**Short exercise**
Repeat the material below exactly, line for line.

BEGIN Source material

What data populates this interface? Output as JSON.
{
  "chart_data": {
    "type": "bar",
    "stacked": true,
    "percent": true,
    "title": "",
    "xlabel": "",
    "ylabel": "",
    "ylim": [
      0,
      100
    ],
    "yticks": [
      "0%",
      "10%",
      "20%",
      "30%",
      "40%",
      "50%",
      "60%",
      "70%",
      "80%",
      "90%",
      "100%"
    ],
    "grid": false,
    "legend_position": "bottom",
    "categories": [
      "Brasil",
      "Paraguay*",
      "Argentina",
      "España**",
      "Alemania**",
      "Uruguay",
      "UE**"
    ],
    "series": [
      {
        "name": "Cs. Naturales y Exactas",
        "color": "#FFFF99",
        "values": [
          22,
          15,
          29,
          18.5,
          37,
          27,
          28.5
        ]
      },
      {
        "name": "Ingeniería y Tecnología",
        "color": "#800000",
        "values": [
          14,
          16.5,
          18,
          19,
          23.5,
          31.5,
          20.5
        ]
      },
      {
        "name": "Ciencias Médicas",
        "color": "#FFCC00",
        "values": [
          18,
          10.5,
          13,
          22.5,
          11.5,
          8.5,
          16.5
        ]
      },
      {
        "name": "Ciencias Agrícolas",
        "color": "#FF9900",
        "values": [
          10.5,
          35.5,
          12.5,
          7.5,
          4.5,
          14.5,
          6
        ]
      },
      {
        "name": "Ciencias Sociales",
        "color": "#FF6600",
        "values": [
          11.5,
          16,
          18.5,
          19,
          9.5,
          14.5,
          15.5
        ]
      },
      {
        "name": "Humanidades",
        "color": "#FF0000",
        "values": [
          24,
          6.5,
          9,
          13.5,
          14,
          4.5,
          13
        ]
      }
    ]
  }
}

END Source material

**Right answer**
What data populates this interface? Output as JSON.
{
  "chart_data": {
    "type": "bar",
    "stacked": true,
    "percent": true,
    "title": "",
    "xlabel": "",
    "ylabel": "",
    "ylim": [
      0,
      100
    ],
    "yticks": [
      "0%",
      "10%",
      "20%",
      "30%",
      "40%",
      "50%",
      "60%",
      "70%",
      "80%",
      "90%",
      "100%"
    ],
    "grid": false,
    "legend_position": "bottom",
    "categories": [
      "Brasil",
      "Paraguay*",
      "Argentina",
      "España**",
      "Alemania**",
      "Uruguay",
      "UE**"
    ],
    "series": [
      {
        "name": "Cs. Naturales y Exactas",
        "color": "#FFFF99",
        "values": [
          22,
          15,
          29,
          18.5,
          37,
          27,
          28.5
        ]
      },
      {
        "name": "Ingeniería y Tecnología",
        "color": "#800000",
        "values": [
          14,
          16.5,
          18,
          19,
          23.5,
          31.5,
          20.5
        ]
      },
      {
        "name": "Ciencias Médicas",
        "color": "#FFCC00",
        "values": [
          18,
          10.5,
          13,
          22.5,
          11.5,
          8.5,
          16.5
        ]
      },
      {
        "name": "Ciencias Agrícolas",
        "color": "#FF9900",
        "values": [
          10.5,
          35.5,
          12.5,
          7.5,
          4.5,
          14.5,
          6
        ]
      },
      {
        "name": "Ciencias Sociales",
        "color": "#FF6600",
        "values": [
          11.5,
          16,
          18.5,
          19,
          9.5,
          14.5,
          15.5
        ]
      },
      {
        "name": "Humanidades",
        "color": "#FF0000",
        "values": [
          24,
          6.5,
          9,
          13.5,
          14,
          4.5,
          13
        ]
      }
    ]
  }
}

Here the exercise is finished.